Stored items
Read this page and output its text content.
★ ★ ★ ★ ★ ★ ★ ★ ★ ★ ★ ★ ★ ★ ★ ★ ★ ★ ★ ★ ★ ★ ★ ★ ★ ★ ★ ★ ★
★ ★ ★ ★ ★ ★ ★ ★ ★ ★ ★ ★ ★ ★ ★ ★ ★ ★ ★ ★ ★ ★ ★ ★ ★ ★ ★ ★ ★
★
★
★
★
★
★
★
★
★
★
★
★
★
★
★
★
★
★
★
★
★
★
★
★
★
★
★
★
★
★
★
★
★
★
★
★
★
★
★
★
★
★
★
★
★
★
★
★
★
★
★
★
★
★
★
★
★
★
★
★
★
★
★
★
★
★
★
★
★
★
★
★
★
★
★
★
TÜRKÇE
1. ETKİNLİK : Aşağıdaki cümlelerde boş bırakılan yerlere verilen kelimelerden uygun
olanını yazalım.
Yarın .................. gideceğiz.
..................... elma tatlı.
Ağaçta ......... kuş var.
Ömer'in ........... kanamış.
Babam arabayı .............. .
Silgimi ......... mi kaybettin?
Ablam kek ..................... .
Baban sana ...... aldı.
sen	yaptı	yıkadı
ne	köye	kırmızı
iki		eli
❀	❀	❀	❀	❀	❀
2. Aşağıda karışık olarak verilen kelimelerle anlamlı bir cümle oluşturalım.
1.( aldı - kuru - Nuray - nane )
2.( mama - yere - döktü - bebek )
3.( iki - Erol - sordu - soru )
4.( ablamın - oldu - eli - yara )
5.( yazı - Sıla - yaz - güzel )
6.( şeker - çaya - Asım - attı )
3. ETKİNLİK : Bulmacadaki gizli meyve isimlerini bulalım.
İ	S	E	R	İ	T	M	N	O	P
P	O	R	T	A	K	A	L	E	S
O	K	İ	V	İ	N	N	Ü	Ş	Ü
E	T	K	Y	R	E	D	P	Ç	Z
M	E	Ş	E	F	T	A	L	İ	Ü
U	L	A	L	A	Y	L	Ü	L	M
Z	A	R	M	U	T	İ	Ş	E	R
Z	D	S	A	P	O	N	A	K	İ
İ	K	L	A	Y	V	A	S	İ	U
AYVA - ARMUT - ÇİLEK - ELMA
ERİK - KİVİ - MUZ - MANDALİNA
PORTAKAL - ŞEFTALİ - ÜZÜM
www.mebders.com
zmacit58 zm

EXERCISE TASK:
In the entries above, count each line with "aldı"; reply with the total only.

FULL RESPONSE:
2